• _The request_: All lines in which the word "like" occurs are to be extracted.

::::::

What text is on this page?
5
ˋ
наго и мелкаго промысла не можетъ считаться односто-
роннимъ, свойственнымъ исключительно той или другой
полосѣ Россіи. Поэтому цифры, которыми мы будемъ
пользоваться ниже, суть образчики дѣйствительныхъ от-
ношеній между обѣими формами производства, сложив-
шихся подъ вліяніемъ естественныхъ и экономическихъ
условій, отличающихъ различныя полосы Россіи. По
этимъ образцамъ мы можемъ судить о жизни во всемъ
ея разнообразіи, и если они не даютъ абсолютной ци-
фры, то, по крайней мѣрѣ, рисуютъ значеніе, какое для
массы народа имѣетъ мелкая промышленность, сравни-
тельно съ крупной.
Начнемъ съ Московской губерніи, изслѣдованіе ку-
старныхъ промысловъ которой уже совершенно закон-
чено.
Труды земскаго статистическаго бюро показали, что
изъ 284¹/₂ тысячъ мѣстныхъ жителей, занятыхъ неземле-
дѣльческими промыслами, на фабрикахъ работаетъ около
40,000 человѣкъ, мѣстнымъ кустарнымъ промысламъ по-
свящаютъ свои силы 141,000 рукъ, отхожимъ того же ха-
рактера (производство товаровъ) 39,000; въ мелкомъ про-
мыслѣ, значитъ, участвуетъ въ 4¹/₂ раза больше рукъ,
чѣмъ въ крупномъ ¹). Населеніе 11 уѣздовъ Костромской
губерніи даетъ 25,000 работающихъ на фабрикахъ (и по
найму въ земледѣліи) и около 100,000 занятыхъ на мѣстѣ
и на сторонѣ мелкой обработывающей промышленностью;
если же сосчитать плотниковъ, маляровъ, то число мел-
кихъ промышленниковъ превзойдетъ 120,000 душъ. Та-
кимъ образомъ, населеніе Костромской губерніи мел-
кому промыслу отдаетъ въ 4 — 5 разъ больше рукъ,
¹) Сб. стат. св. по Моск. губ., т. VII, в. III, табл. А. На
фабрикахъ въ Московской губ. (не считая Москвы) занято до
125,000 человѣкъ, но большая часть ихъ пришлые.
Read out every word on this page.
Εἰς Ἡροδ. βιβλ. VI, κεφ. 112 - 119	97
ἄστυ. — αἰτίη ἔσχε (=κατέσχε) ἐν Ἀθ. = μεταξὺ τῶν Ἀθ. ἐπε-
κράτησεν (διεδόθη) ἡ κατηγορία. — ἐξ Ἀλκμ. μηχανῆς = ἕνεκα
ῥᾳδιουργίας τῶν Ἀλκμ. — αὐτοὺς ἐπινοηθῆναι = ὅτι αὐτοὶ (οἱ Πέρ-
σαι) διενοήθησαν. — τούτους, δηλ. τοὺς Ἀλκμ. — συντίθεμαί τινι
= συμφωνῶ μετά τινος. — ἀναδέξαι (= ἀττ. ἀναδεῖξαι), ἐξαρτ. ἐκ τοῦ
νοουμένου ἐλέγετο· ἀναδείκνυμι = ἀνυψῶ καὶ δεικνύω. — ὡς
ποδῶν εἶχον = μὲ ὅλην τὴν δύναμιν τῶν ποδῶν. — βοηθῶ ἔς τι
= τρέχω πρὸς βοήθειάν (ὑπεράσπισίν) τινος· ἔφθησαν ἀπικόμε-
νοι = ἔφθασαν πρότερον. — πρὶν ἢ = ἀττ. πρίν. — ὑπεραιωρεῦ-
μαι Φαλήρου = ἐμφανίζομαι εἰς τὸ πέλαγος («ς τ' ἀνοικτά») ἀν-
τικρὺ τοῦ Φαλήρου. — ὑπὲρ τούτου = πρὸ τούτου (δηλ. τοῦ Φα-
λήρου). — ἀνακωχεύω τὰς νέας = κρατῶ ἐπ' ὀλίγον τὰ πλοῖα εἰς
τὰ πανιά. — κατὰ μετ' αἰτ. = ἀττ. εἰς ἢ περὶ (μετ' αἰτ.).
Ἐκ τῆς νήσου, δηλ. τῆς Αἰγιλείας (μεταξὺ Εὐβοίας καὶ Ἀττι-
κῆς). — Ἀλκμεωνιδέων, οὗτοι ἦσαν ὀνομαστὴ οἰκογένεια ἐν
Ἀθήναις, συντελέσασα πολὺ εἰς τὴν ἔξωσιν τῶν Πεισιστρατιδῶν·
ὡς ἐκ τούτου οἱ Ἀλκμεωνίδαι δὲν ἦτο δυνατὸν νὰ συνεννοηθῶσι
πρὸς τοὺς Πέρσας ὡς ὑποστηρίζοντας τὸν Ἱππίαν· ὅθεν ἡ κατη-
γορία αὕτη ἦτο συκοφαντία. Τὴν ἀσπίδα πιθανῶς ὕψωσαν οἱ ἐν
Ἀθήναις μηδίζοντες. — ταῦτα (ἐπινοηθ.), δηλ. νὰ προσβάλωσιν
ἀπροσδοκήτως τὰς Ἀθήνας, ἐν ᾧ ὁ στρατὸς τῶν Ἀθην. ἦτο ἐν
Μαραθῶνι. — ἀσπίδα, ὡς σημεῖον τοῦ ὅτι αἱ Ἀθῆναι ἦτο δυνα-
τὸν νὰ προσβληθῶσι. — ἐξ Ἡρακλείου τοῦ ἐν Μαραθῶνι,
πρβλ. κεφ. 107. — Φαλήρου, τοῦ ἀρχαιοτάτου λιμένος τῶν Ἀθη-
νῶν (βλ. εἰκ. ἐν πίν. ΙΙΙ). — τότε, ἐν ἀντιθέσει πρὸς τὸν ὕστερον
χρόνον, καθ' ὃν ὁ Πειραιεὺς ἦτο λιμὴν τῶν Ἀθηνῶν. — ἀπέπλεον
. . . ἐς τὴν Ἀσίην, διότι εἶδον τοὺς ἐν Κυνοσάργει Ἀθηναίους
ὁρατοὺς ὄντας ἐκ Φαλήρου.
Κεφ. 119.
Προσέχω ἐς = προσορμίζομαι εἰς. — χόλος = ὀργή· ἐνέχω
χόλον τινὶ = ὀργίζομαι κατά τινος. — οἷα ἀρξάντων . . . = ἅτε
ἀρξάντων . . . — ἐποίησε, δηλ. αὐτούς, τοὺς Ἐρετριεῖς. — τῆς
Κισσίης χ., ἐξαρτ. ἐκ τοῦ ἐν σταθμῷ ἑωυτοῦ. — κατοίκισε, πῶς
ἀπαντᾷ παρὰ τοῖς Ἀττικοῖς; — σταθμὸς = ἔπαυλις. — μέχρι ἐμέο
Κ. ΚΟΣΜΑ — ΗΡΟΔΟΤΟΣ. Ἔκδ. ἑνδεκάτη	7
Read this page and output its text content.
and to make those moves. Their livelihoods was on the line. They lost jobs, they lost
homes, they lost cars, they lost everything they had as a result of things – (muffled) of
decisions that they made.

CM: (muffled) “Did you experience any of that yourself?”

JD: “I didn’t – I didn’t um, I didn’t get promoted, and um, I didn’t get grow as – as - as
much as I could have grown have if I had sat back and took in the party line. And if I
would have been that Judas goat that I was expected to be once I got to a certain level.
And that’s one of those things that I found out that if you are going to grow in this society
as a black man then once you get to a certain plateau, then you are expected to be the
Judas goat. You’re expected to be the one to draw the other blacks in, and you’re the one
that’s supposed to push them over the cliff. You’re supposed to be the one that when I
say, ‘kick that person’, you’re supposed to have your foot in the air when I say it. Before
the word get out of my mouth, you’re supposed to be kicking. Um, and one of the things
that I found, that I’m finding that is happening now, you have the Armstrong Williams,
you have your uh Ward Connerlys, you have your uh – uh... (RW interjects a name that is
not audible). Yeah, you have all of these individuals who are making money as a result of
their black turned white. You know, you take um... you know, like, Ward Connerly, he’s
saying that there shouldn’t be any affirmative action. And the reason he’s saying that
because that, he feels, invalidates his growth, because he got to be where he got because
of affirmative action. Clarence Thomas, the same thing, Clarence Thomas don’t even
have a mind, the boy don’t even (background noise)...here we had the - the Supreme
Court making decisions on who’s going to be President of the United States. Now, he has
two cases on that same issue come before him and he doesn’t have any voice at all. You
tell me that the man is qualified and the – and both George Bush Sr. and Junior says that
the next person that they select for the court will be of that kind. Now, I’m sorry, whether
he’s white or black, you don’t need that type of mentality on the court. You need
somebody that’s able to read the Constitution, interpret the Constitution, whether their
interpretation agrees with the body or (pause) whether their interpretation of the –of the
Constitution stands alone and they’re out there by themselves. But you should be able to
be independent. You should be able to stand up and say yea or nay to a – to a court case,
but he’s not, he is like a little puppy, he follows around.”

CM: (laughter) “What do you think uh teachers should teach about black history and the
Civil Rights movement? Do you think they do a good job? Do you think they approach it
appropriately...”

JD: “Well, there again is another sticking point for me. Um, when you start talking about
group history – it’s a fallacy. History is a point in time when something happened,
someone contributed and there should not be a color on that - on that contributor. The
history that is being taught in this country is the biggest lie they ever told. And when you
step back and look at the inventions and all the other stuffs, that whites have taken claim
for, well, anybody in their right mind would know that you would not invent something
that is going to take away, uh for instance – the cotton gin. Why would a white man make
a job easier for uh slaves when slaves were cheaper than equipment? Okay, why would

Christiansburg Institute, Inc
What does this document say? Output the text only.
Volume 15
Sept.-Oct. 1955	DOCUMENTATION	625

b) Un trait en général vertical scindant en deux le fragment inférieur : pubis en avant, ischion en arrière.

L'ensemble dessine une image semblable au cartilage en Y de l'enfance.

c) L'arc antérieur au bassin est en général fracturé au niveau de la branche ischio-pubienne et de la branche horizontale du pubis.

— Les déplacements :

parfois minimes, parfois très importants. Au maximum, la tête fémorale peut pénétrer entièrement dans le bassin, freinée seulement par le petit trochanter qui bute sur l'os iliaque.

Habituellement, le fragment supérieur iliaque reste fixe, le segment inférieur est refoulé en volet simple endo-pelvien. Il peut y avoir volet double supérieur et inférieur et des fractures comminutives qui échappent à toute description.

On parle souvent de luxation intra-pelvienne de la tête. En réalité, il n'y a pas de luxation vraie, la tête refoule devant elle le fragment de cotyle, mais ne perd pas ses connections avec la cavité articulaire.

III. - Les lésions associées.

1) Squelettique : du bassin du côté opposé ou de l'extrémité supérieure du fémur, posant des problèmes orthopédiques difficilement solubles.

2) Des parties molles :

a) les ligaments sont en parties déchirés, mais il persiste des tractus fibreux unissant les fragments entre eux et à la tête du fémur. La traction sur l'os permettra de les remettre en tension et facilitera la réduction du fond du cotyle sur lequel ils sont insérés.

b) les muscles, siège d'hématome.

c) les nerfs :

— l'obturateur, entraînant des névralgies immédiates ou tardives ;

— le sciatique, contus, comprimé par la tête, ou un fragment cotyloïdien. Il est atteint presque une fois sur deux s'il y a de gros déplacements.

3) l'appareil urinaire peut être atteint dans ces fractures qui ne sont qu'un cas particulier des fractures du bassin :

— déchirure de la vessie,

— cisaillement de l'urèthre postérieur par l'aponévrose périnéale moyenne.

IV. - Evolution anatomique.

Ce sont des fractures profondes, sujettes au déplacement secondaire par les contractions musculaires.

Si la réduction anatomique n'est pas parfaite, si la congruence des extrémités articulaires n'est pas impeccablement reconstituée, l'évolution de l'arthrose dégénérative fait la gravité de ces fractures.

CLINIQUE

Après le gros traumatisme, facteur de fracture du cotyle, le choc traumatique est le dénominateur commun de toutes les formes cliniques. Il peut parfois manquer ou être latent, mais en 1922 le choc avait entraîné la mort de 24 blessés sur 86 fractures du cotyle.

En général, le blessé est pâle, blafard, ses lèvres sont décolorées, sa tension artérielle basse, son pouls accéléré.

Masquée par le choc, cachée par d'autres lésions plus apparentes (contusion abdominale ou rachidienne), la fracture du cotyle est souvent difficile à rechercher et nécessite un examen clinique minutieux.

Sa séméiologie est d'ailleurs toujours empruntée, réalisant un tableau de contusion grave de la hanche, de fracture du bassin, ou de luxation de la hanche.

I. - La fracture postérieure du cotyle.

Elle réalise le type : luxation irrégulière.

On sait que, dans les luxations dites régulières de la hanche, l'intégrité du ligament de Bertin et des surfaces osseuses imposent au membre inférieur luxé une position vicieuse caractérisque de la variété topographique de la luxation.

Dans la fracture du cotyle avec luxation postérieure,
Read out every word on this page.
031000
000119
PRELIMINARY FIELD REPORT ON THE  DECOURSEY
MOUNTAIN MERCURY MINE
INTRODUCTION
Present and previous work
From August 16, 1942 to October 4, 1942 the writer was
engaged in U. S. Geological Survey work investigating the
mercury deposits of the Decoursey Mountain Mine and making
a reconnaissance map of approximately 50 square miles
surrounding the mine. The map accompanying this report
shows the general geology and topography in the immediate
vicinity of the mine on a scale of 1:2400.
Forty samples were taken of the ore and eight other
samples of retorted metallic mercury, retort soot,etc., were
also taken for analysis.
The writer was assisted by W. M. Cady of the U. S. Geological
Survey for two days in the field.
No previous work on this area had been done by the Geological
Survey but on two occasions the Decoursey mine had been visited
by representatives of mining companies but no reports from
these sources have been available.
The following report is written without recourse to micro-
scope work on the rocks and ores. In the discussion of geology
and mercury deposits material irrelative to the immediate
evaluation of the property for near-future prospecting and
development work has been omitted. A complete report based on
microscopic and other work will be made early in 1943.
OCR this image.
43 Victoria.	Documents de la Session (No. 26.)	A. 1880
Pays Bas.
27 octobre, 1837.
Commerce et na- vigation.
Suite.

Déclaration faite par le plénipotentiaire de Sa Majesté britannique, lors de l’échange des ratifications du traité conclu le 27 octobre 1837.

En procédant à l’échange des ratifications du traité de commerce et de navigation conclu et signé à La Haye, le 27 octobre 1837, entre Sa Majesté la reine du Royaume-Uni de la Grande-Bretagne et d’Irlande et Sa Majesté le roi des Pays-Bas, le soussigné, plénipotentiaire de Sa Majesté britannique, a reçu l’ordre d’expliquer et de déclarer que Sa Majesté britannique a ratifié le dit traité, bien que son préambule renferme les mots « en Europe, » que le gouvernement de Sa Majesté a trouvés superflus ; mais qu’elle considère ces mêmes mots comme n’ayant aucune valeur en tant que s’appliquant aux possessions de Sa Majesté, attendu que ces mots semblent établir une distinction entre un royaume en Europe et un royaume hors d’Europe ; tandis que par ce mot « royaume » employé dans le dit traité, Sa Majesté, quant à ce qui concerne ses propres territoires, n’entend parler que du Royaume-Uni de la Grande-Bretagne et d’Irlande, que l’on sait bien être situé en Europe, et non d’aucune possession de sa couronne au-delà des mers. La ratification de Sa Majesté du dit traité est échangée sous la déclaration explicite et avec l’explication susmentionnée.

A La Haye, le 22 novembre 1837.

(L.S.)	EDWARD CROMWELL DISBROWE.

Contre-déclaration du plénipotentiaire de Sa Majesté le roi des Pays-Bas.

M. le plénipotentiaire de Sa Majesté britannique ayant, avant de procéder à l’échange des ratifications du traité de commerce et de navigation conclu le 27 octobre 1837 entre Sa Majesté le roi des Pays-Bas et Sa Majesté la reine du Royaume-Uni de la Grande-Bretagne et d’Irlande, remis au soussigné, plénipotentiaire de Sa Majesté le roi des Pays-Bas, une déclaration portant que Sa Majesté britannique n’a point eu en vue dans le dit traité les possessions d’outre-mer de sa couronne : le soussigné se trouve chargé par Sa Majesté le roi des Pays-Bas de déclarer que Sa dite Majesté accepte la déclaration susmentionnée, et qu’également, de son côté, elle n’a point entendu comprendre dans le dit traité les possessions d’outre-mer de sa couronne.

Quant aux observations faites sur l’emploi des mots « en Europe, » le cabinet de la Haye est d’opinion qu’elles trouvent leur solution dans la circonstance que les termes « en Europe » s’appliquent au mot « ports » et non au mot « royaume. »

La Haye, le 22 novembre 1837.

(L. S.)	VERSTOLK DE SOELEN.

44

::::::

• _Task result_:
their black turned white. You know, you take um... you know, like, Ward Connerly, he’s
but he’s not, he is like a little puppy, he follows around.”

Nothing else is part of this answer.